WRITTEN PROBLEM:
In the material below, find each line holding the string "Read" and copy it.

MATERIAL FOR THIS EXERCISE:
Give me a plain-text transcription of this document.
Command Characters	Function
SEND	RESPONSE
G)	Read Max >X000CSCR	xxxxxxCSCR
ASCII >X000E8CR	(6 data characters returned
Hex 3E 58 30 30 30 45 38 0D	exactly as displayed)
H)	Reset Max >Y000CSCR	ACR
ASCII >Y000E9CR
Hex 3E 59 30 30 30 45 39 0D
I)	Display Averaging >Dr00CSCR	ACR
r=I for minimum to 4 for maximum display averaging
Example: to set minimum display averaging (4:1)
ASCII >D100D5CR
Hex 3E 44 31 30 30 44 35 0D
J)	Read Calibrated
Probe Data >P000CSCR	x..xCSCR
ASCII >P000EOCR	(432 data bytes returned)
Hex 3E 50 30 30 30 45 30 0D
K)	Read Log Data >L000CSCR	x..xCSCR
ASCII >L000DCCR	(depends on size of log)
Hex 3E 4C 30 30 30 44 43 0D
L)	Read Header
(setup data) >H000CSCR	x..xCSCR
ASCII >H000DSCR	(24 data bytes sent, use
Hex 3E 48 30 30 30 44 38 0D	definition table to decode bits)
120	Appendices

==

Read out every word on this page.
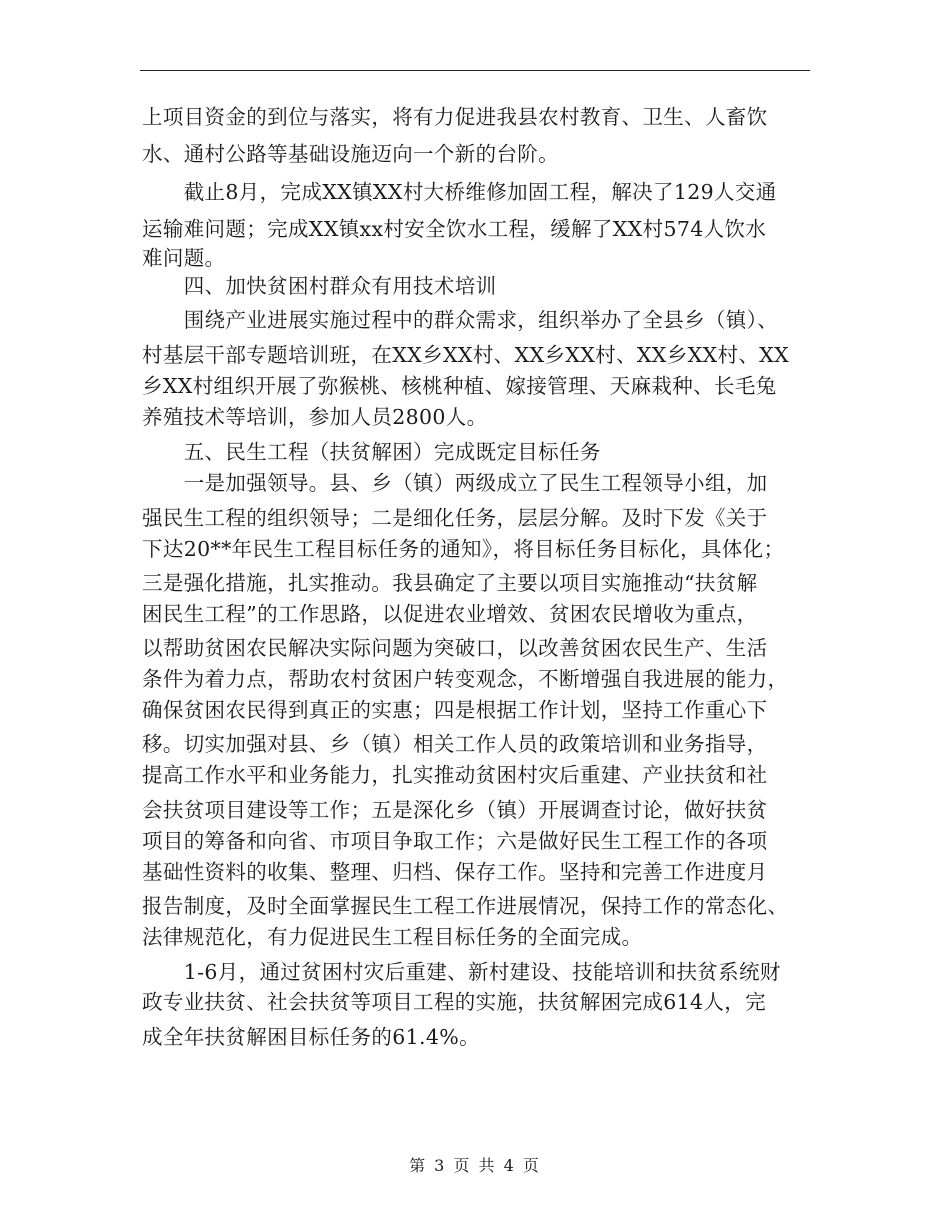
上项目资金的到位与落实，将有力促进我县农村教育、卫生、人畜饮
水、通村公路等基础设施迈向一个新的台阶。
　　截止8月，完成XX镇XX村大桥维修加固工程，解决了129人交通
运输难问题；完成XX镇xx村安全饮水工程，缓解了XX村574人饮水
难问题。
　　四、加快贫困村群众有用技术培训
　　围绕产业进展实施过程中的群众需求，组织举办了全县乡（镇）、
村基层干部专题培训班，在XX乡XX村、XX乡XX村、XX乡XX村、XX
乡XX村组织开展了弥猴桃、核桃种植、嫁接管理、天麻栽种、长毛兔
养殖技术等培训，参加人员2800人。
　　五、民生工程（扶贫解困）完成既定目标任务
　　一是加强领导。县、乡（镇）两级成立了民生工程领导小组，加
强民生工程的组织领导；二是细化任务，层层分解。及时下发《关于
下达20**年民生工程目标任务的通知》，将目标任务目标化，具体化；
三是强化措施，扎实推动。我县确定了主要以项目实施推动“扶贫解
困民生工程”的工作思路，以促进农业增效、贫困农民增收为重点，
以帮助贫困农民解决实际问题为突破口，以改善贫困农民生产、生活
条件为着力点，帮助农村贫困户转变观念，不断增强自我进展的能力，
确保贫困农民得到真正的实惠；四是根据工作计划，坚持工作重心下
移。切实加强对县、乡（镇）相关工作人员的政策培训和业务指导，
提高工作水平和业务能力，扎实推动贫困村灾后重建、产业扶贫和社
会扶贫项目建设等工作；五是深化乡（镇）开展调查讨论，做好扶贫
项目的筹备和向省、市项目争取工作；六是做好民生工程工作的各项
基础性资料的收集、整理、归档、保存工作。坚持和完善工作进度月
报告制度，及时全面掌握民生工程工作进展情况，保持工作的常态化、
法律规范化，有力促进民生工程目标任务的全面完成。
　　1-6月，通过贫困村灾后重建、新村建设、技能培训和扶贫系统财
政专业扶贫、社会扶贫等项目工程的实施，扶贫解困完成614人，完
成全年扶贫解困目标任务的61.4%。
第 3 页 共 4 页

* * *

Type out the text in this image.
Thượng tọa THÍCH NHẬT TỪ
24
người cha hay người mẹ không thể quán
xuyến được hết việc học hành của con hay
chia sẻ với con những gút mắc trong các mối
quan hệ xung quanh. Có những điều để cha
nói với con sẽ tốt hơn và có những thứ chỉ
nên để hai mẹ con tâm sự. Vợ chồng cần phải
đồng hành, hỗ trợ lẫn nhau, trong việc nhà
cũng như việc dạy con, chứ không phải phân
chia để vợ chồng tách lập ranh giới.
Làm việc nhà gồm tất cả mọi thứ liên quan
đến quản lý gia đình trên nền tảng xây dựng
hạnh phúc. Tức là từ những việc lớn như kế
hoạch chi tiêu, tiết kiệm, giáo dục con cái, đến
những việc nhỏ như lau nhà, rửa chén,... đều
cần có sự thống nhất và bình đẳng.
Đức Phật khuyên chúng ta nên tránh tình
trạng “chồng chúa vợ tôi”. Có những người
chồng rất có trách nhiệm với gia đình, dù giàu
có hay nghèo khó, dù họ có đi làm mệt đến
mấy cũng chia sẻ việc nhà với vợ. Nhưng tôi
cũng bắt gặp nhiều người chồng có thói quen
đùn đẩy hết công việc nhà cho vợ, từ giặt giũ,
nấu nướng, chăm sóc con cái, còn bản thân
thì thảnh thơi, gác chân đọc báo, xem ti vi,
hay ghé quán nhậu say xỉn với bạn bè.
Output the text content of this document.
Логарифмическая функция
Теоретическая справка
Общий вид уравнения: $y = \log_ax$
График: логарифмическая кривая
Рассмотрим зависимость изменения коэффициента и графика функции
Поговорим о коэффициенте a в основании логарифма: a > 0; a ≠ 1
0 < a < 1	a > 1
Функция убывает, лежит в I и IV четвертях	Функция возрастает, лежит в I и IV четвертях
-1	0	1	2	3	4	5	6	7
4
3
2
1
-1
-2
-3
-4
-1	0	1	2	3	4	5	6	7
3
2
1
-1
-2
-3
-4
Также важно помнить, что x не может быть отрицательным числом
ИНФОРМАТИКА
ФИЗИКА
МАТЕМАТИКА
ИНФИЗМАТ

RESULT FOR THIS EXERCISE:
G)	Read Max >X000CSCR	xxxxxxCSCR
J)	Read Calibrated
K)	Read Log Data >L000CSCR	x..xCSCR
L)	Read Header
Read out every word on this page.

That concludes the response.